TASK GOAL »
Below is a set of records. Repeat all of them exactly.

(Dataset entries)
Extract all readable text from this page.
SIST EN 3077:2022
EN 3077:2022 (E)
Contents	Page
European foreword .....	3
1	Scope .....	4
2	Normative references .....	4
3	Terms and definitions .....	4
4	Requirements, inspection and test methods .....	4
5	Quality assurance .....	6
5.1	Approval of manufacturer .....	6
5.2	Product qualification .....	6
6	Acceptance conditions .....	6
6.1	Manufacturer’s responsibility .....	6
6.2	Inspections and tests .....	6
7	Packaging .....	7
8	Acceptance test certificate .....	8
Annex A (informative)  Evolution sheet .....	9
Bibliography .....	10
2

TASK OUTPUT »
Extract all readable text from this page.
SIST EN 3077:2022
EN 3077:2022 (E)
Contents	Page
European foreword .....	3
1	Scope .....	4
2	Normative references .....	4
3	Terms and definitions .....	4
4	Requirements, inspection and test methods .....	4
5	Quality assurance .....	6
5.1	Approval of manufacturer .....	6
5.2	Product qualification .....	6
6	Acceptance conditions .....	6
6.1	Manufacturer’s responsibility .....	6
6.2	Inspections and tests .....	6
7	Packaging .....	7
8	Acceptance test certificate .....	8
Annex A (informative)  Evolution sheet .....	9
Bibliography .....	10
2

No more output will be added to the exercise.